Thus the Anuirean records say, unlike most of his contempories in Anuire, Roele chose to use his powers not simply to glorify his own station, but to forge an empire of justice that would stand the test of time. Anuire was fortunate that Roele was gifted with the intelligence and nobility of his brother Haelyn, as well as his family’s legendary tactical brilliance and his own gift of being able to set aside personal ambition when his vision of the empire demanded it.


Roele began to form the empire by allying with those who had fought beside him at Deismaar; the allies quickly drove the beast-men and brigands (endemic across Cerilia after Deismaar) from their lands and continued on to forge the entirety of modern Anuire into a single cohesive nation.


Some Anuirean records suggest that one of the key motives for Roele in spreading the empire past the borders of Anuire itself was to ensure that Cerilia could withstand another invasion from Aduria, many feared that the Adurian forces of Azrai would assault Cerilia again, and Roele was far from sure that the other races would support him, particularly given the terrible losses suffered by the Masetian people in what had been, from some perspectives, an Anuirean war. The wise of the other peoples knew Azrai would not have been satisfied with Anuire, but even they knew that war could have been delayed by years before reaching their lands, and the death of the gods had badly shaken all the nations.
================
Exercise instructions ->
• a. According to the passage on Roele's empire, what motive do some Anuirean records give for Roele expanding the empire beyond Anuire's borders?
• b. The passage on Roele's empire names several qualities Roele was gifted with. List every one of them.
• c. Pick up the passage on Roele's empire after its final sentence and continue it.

Element and coordinate records ->
================
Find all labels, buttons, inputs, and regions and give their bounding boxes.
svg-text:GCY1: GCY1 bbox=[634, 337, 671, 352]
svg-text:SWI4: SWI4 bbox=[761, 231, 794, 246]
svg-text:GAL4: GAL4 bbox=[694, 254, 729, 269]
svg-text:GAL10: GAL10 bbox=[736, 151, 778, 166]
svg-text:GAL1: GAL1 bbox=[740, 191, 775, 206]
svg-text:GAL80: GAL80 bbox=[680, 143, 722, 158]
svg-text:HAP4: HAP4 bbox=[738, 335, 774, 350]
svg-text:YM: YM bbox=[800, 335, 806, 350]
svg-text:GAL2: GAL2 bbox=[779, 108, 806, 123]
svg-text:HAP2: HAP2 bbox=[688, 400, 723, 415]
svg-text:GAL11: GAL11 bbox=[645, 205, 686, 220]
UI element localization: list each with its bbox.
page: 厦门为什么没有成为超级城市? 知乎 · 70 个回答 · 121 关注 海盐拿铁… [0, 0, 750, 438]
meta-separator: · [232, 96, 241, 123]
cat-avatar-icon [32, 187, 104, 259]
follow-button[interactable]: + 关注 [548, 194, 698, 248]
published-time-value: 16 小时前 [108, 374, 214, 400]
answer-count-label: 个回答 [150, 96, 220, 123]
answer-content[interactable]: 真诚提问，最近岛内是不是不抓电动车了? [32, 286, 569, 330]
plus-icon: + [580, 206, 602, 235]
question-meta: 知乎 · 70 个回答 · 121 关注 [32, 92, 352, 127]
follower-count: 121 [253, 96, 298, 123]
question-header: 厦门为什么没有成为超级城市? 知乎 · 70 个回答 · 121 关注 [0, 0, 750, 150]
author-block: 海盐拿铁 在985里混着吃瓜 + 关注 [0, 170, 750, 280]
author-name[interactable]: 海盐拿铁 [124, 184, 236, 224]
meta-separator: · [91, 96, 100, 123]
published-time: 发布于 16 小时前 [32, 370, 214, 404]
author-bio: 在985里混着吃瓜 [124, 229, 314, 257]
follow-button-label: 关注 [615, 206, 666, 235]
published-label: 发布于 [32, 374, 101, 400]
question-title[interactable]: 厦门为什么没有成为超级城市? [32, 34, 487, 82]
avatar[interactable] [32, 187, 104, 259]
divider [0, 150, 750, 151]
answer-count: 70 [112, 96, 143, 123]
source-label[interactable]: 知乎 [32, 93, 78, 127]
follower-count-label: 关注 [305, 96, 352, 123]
================
Answers to the problems ->
• a. Some Anuirean records say he wanted Cerilia to be able to withstand another invasion from Aduria. Many feared that Azrai's Adurian forces would attack Cerilia again, and Roele was far from sure the other races would support him. This was especially so after the Masetian people's terrible losses in what some saw as an Anuirean war.

• b.
- The intelligence of his brother Haelyn
- The nobility of his brother Haelyn
- His family's legendary tactical brilliance
- His own gift of being able to set aside personal ambition when his vision of the empire demanded it

• c.
[edit] The Rjurik

The oral histories of the druids and the written texts of the orthodox imperial temple differ in the next stage of the empires development. By the tales of the druids and skalds of the Rjurik, noted in the legendary saga Hruthvir’s legacy, the Anuirean empire’s ambition led it to invade Hjalsone, Stjordvik, and the rest of the Taelshore realms, the Anuireans were driven back by the valiant Rjurik berserkers but then corrupted the jarls of the Taelshore with bribes and flattery until the jarls swore loyalty to the imperial throne. Those Rjurik who refused to bow to the empire migrated north and west settling the sparsely populated Northlands.


According to the Orthodox Imperial Temple however the fledgling nation of Anuire was continually preyed upon by Rjurik vikings seeking plunder, the archduke of Boeruine supported by the Dukes of Cariele and Alamie then invaded Rjurik with the intention of capturing the shipyards of Rjuvik and burning them to the ground. Being Anuirean their armies marched by land rather than trust themselves to the uncertain sea and as a result conquered Hjalsone and Stjordvik almost by accident. The Dukes retreated as winter fell; their aims completed and wintered in Hjalsone. When the Rjurik massed to attack the Dukes, the tales told of an impending racial war were so terrifying that the Dukes called for aid from Roele, when the Rjurik saw the might of the entire empire turning towards them they yielded without battle.


The lands of the Rjurik were poor however, and plagued by goblins and the Gheallie Sidhe. Further the druids held tightly to the Rjurik and the priests of Haelyn found few converts. Once roused however, ambition is rarely quenched easily. The lands of the Brecht were in turmoil, with dozens of tiny kingdoms and rampant banditry. Convinced that he would not merely restore, but actively create order Roele was goaded by those nobles who had gained little from the conquest of Rjurik into attacking the Brecht.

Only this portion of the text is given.